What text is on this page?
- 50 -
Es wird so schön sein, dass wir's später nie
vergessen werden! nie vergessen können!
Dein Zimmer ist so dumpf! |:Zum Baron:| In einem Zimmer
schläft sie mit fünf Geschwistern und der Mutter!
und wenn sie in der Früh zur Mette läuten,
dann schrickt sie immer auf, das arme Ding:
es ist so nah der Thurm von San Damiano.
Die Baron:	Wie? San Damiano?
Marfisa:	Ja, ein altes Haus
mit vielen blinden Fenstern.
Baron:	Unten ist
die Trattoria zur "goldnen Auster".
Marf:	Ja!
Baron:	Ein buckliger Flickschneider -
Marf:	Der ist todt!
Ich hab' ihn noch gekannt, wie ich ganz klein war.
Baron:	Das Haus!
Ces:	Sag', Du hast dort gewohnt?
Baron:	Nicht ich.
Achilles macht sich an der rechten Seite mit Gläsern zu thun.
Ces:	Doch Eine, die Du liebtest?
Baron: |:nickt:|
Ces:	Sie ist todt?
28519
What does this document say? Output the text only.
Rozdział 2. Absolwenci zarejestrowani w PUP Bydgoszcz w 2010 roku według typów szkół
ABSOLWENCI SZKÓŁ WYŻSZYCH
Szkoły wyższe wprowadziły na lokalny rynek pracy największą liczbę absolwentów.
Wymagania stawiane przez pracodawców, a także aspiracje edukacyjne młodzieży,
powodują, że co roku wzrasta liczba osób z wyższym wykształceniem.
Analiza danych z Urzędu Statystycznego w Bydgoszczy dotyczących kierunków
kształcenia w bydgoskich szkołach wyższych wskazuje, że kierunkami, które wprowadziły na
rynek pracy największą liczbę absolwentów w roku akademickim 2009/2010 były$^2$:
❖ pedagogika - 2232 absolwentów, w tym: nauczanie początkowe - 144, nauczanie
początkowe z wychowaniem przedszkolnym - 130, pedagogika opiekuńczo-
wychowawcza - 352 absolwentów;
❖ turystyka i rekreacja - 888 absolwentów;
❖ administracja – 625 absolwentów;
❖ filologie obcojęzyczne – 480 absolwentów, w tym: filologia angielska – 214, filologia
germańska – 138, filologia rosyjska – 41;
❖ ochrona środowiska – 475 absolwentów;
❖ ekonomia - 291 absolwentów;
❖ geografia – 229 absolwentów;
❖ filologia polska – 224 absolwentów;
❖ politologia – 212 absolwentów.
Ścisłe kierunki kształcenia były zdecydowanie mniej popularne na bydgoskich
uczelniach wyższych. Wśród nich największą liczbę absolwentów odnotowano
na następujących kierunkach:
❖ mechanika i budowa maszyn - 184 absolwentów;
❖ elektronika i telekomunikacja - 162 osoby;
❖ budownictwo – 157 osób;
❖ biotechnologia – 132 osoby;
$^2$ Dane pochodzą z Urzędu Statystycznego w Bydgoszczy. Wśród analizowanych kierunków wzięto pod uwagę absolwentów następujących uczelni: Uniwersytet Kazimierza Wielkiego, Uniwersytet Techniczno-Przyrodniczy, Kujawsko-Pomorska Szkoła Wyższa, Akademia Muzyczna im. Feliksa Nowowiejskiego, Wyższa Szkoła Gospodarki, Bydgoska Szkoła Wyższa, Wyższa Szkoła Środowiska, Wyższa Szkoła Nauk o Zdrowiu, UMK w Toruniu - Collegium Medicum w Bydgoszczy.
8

■ **Your goal**: Write out every line from the records above, word for word.

■ **Output of the exercise**:
What text is on this page?
- 50 -
Es wird so schön sein, dass wir's später nie
vergessen werden! nie vergessen können!
Dein Zimmer ist so dumpf! |:Zum Baron:| In einem Zimmer
schläft sie mit fünf Geschwistern und der Mutter!
und wenn sie in der Früh zur Mette läuten,
dann schrickt sie immer auf, das arme Ding:
es ist so nah der Thurm von San Damiano.
Die Baron:	Wie? San Damiano?
Marfisa:	Ja, ein altes Haus
mit vielen blinden Fenstern.
Baron:	Unten ist
die Trattoria zur "goldnen Auster".
Marf:	Ja!
Baron:	Ein buckliger Flickschneider -
Marf:	Der ist todt!
Ich hab' ihn noch gekannt, wie ich ganz klein war.
Baron:	Das Haus!
Ces:	Sag', Du hast dort gewohnt?
Baron:	Nicht ich.
Achilles macht sich an der rechten Seite mit Gläsern zu thun.
Ces:	Doch Eine, die Du liebtest?
Baron: |:nickt:|
Ces:	Sie ist todt?
28519
What does this document say? Output the text only.
Rozdział 2. Absolwenci zarejestrowani w PUP Bydgoszcz w 2010 roku według typów szkół
ABSOLWENCI SZKÓŁ WYŻSZYCH
Szkoły wyższe wprowadziły na lokalny rynek pracy największą liczbę absolwentów.
Wymagania stawiane przez pracodawców, a także aspiracje edukacyjne młodzieży,
powodują, że co roku wzrasta liczba osób z wyższym wykształceniem.
Analiza danych z Urzędu Statystycznego w Bydgoszczy dotyczących kierunków
kształcenia w bydgoskich szkołach wyższych wskazuje, że kierunkami, które wprowadziły na
rynek pracy największą liczbę absolwentów w roku akademickim 2009/2010 były$^2$:
❖ pedagogika - 2232 absolwentów, w tym: nauczanie początkowe - 144, nauczanie
początkowe z wychowaniem przedszkolnym - 130, pedagogika opiekuńczo-
wychowawcza - 352 absolwentów;
❖ turystyka i rekreacja - 888 absolwentów;
❖ administracja – 625 absolwentów;
❖ filologie obcojęzyczne – 480 absolwentów, w tym: filologia angielska – 214, filologia
germańska – 138, filologia rosyjska – 41;
❖ ochrona środowiska – 475 absolwentów;
❖ ekonomia - 291 absolwentów;
❖ geografia – 229 absolwentów;
❖ filologia polska – 224 absolwentów;
❖ politologia – 212 absolwentów.
Ścisłe kierunki kształcenia były zdecydowanie mniej popularne na bydgoskich
uczelniach wyższych. Wśród nich największą liczbę absolwentów odnotowano
na następujących kierunkach:
❖ mechanika i budowa maszyn - 184 absolwentów;
❖ elektronika i telekomunikacja - 162 osoby;
❖ budownictwo – 157 osób;
❖ biotechnologia – 132 osoby;
$^2$ Dane pochodzą z Urzędu Statystycznego w Bydgoszczy. Wśród analizowanych kierunków wzięto pod uwagę absolwentów następujących uczelni: Uniwersytet Kazimierza Wielkiego, Uniwersytet Techniczno-Przyrodniczy, Kujawsko-Pomorska Szkoła Wyższa, Akademia Muzyczna im. Feliksa Nowowiejskiego, Wyższa Szkoła Gospodarki, Bydgoska Szkoła Wyższa, Wyższa Szkoła Środowiska, Wyższa Szkoła Nauk o Zdrowiu, UMK w Toruniu - Collegium Medicum w Bydgoszczy.
8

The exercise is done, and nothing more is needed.